EXERCISE TASK: In the court opinion below, revise the passage from "The petitioner, Benjamin" to "deny the motion." by replacing "guilty plea" with "plea of guilty".

United States District Court, E.D. Virginia, Richmond Division

April 12, 2019

UNITED STATES OF AMERICA
v.
BENJAMIN FAULKNER, Petitioner.

          OPINION

          John A. Gibney, Jr. United States District Judge

         The petitioner, Benjamin Faulkner, moves to vacate, set aside, or correct his sentence pursuant to 28 U.S.C. § 2255 on five separate grounds. (Dk. No. 77.) In addition to alleging three claims of ineffective assistance of counsel, Faulkner asserts that he entered an invalid guilty plea and that he received an unreasonable sentence. Faulkner's three ineffective assistance of counsel claims fail because he cannot establish either (1) that his attorney's conduct fell below that of an objectively reasonable attorney, or (2) that prejudice resulted from any of the alleged deficiencies in his counsel's performance. Faulkner's fourth argument fails because his swom testimony demonstrates that he entered a valid guilty plea. Finally, Faulkner's fifth ground-that he received an "unreasonable" sentence-is not cognizable under § 2255. For these reasons, the Court will deny the motion.

DATASET EXCERPT:
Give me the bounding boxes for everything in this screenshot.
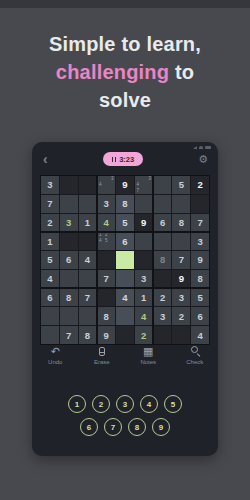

SOLUTION TO THIS EXERCISE:
The petitioner, Benjamin Faulkner, moves to vacate, set aside, or correct his sentence pursuant to 28 U.S.C. § 2255 on five separate grounds. (Dk. No. 77.) In addition to alleging three claims of ineffective assistance of counsel, Faulkner asserts that he entered an invalid plea of guilty and that he received an unreasonable sentence. Faulkner's three ineffective assistance of counsel claims fail because he cannot establish either (1) that his attorney's conduct fell below that of an objectively reasonable attorney, or (2) that prejudice resulted from any of the alleged deficiencies in his counsel's performance. Faulkner's fourth argument fails because his swom testimony demonstrates that he entered a valid plea of guilty. Finally, Faulkner's fifth ground-that he received an "unreasonable" sentence-is not cognizable under § 2255. For these reasons, the Court will deny the motion.